Task brief: Write out all of the data exactly as it appears.

Available data:
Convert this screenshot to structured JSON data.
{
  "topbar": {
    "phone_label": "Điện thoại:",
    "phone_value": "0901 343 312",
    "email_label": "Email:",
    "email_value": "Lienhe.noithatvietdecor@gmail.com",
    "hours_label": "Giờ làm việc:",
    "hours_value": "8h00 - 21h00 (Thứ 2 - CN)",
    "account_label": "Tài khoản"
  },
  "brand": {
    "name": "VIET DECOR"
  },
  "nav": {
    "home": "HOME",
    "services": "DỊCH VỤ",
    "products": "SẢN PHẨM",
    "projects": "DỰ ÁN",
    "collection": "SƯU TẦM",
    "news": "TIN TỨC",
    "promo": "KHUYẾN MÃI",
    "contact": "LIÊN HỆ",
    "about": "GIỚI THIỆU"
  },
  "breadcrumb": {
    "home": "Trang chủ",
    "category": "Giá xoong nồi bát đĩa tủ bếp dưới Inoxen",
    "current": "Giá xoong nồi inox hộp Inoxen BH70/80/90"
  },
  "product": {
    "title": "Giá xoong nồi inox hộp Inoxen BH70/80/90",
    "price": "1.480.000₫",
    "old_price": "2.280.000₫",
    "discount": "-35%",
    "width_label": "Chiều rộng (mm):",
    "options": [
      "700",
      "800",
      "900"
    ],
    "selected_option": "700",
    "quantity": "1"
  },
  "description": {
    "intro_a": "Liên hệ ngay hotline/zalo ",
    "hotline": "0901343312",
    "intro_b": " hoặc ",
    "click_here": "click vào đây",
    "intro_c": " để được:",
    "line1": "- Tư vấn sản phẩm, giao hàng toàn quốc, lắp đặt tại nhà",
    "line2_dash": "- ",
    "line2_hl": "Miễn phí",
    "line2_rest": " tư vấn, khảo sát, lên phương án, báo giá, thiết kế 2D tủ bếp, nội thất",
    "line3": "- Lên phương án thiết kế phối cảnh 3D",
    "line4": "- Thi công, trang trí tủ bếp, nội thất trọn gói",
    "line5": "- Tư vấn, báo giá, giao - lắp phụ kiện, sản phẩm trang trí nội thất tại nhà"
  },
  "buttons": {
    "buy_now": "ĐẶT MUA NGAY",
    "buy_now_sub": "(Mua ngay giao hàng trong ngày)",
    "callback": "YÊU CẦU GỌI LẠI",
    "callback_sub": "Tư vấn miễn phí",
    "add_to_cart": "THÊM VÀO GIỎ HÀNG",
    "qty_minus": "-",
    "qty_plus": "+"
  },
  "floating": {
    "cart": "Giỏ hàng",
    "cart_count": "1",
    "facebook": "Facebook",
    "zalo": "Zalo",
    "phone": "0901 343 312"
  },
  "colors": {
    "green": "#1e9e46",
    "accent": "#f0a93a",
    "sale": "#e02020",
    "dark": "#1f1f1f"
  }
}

Solution:
Convert this screenshot to structured JSON data.
{
  "topbar": {
    "phone_label": "Điện thoại:",
    "phone_value": "0901 343 312",
    "email_label": "Email:",
    "email_value": "Lienhe.noithatvietdecor@gmail.com",
    "hours_label": "Giờ làm việc:",
    "hours_value": "8h00 - 21h00 (Thứ 2 - CN)",
    "account_label": "Tài khoản"
  },
  "brand": {
    "name": "VIET DECOR"
  },
  "nav": {
    "home": "HOME",
    "services": "DỊCH VỤ",
    "products": "SẢN PHẨM",
    "projects": "DỰ ÁN",
    "collection": "SƯU TẦM",
    "news": "TIN TỨC",
    "promo": "KHUYẾN MÃI",
    "contact": "LIÊN HỆ",
    "about": "GIỚI THIỆU"
  },
  "breadcrumb": {
    "home": "Trang chủ",
    "category": "Giá xoong nồi bát đĩa tủ bếp dưới Inoxen",
    "current": "Giá xoong nồi inox hộp Inoxen BH70/80/90"
  },
  "product": {
    "title": "Giá xoong nồi inox hộp Inoxen BH70/80/90",
    "price": "1.480.000₫",
    "old_price": "2.280.000₫",
    "discount": "-35%",
    "width_label": "Chiều rộng (mm):",
    "options": [
      "700",
      "800",
      "900"
    ],
    "selected_option": "700",
    "quantity": "1"
  },
  "description": {
    "intro_a": "Liên hệ ngay hotline/zalo ",
    "hotline": "0901343312",
    "intro_b": " hoặc ",
    "click_here": "click vào đây",
    "intro_c": " để được:",
    "line1": "- Tư vấn sản phẩm, giao hàng toàn quốc, lắp đặt tại nhà",
    "line2_dash": "- ",
    "line2_hl": "Miễn phí",
    "line2_rest": " tư vấn, khảo sát, lên phương án, báo giá, thiết kế 2D tủ bếp, nội thất",
    "line3": "- Lên phương án thiết kế phối cảnh 3D",
    "line4": "- Thi công, trang trí tủ bếp, nội thất trọn gói",
    "line5": "- Tư vấn, báo giá, giao - lắp phụ kiện, sản phẩm trang trí nội thất tại nhà"
  },
  "buttons": {
    "buy_now": "ĐẶT MUA NGAY",
    "buy_now_sub": "(Mua ngay giao hàng trong ngày)",
    "callback": "YÊU CẦU GỌI LẠI",
    "callback_sub": "Tư vấn miễn phí",
    "add_to_cart": "THÊM VÀO GIỎ HÀNG",
    "qty_minus": "-",
    "qty_plus": "+"
  },
  "floating": {
    "cart": "Giỏ hàng",
    "cart_count": "1",
    "facebook": "Facebook",
    "zalo": "Zalo",
    "phone": "0901 343 312"
  },
  "colors": {
    "green": "#1e9e46",
    "accent": "#f0a93a",
    "sale": "#e02020",
    "dark": "#1f1f1f"
  }
}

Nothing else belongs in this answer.